• **DESCRIPTION OF THE TASK**: Transcribe every line of the listing below without any deviation.

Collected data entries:
+-------+
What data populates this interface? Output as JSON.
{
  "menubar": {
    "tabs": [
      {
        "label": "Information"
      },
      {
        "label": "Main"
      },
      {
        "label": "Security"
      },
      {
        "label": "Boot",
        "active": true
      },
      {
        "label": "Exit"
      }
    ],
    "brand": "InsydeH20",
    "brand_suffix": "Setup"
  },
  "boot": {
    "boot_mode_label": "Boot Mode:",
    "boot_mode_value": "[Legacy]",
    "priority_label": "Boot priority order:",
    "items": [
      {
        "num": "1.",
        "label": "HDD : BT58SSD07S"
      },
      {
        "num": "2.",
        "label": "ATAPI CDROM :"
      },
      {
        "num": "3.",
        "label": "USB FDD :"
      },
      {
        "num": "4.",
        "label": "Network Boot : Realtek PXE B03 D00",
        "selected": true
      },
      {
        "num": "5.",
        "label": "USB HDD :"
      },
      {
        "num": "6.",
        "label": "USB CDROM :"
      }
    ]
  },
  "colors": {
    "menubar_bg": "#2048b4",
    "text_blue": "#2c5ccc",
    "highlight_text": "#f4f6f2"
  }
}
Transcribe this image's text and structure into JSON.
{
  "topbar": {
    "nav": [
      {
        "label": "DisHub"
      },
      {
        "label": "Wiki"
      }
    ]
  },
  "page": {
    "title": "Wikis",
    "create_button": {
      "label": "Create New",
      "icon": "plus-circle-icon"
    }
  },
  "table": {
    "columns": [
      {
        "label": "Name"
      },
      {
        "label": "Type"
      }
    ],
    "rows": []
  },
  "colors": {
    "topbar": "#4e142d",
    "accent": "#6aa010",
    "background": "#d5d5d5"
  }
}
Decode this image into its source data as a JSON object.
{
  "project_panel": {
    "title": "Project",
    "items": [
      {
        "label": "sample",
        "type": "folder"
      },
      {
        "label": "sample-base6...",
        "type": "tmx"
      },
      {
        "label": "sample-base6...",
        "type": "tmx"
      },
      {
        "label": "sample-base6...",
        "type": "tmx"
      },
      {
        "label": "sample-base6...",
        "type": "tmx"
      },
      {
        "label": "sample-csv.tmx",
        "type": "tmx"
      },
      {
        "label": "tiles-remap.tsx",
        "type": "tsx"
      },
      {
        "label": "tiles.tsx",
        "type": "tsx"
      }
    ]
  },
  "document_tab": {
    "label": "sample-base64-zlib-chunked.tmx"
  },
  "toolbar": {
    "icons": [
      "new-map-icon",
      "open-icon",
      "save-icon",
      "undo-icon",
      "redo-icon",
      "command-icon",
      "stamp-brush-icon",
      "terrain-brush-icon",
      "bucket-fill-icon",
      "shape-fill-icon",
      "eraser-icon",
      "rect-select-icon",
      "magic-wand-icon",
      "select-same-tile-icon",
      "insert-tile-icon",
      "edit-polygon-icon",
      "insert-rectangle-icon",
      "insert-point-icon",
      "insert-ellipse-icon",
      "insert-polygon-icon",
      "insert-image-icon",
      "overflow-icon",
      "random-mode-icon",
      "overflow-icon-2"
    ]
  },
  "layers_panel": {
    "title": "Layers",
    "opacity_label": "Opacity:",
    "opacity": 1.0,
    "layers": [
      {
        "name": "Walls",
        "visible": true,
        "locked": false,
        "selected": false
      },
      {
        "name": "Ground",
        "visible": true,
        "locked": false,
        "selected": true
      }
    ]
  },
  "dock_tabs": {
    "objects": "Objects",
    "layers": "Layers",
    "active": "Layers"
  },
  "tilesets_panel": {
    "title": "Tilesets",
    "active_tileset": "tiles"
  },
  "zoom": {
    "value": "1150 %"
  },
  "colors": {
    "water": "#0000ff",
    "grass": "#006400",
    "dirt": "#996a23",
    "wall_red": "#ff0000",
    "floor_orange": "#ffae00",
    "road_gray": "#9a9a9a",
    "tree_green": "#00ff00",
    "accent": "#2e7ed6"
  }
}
+-------+
• **TASK RESPONSE**:
What data populates this interface? Output as JSON.
{
  "menubar": {
    "tabs": [
      {
        "label": "Information"
      },
      {
        "label": "Main"
      },
      {
        "label": "Security"
      },
      {
        "label": "Boot",
        "active": true
      },
      {
        "label": "Exit"
      }
    ],
    "brand": "InsydeH20",
    "brand_suffix": "Setup"
  },
  "boot": {
    "boot_mode_label": "Boot Mode:",
    "boot_mode_value": "[Legacy]",
    "priority_label": "Boot priority order:",
    "items": [
      {
        "num": "1.",
        "label": "HDD : BT58SSD07S"
      },
      {
        "num": "2.",
        "label": "ATAPI CDROM :"
      },
      {
        "num": "3.",
        "label": "USB FDD :"
      },
      {
        "num": "4.",
        "label": "Network Boot : Realtek PXE B03 D00",
        "selected": true
      },
      {
        "num": "5.",
        "label": "USB HDD :"
      },
      {
        "num": "6.",
        "label": "USB CDROM :"
      }
    ]
  },
  "colors": {
    "menubar_bg": "#2048b4",
    "text_blue": "#2c5ccc",
    "highlight_text": "#f4f6f2"
  }
}
Transcribe this image's text and structure into JSON.
{
  "topbar": {
    "nav": [
      {
        "label": "DisHub"
      },
      {
        "label": "Wiki"
      }
    ]
  },
  "page": {
    "title": "Wikis",
    "create_button": {
      "label": "Create New",
      "icon": "plus-circle-icon"
    }
  },
  "table": {
    "columns": [
      {
        "label": "Name"
      },
      {
        "label": "Type"
      }
    ],
    "rows": []
  },
  "colors": {
    "topbar": "#4e142d",
    "accent": "#6aa010",
    "background": "#d5d5d5"
  }
}
Decode this image into its source data as a JSON object.
{
  "project_panel": {
    "title": "Project",
    "items": [
      {
        "label": "sample",
        "type": "folder"
      },
      {
        "label": "sample-base6...",
        "type": "tmx"
      },
      {
        "label": "sample-base6...",
        "type": "tmx"
      },
      {
        "label": "sample-base6...",
        "type": "tmx"
      },
      {
        "label": "sample-base6...",
        "type": "tmx"
      },
      {
        "label": "sample-csv.tmx",
        "type": "tmx"
      },
      {
        "label": "tiles-remap.tsx",
        "type": "tsx"
      },
      {
        "label": "tiles.tsx",
        "type": "tsx"
      }
    ]
  },
  "document_tab": {
    "label": "sample-base64-zlib-chunked.tmx"
  },
  "toolbar": {
    "icons": [
      "new-map-icon",
      "open-icon",
      "save-icon",
      "undo-icon",
      "redo-icon",
      "command-icon",
      "stamp-brush-icon",
      "terrain-brush-icon",
      "bucket-fill-icon",
      "shape-fill-icon",
      "eraser-icon",
      "rect-select-icon",
      "magic-wand-icon",
      "select-same-tile-icon",
      "insert-tile-icon",
      "edit-polygon-icon",
      "insert-rectangle-icon",
      "insert-point-icon",
      "insert-ellipse-icon",
      "insert-polygon-icon",
      "insert-image-icon",
      "overflow-icon",
      "random-mode-icon",
      "overflow-icon-2"
    ]
  },
  "layers_panel": {
    "title": "Layers",
    "opacity_label": "Opacity:",
    "opacity": 1.0,
    "layers": [
      {
        "name": "Walls",
        "visible": true,
        "locked": false,
        "selected": false
      },
      {
        "name": "Ground",
        "visible": true,
        "locked": false,
        "selected": true
      }
    ]
  },
  "dock_tabs": {
    "objects": "Objects",
    "layers": "Layers",
    "active": "Layers"
  },
  "tilesets_panel": {
    "title": "Tilesets",
    "active_tileset": "tiles"
  },
  "zoom": {
    "value": "1150 %"
  },
  "colors": {
    "water": "#0000ff",
    "grass": "#006400",
    "dirt": "#996a23",
    "wall_red": "#ff0000",
    "floor_orange": "#ffae00",
    "road_gray": "#9a9a9a",
    "tree_green": "#00ff00",
    "accent": "#2e7ed6"
  }
}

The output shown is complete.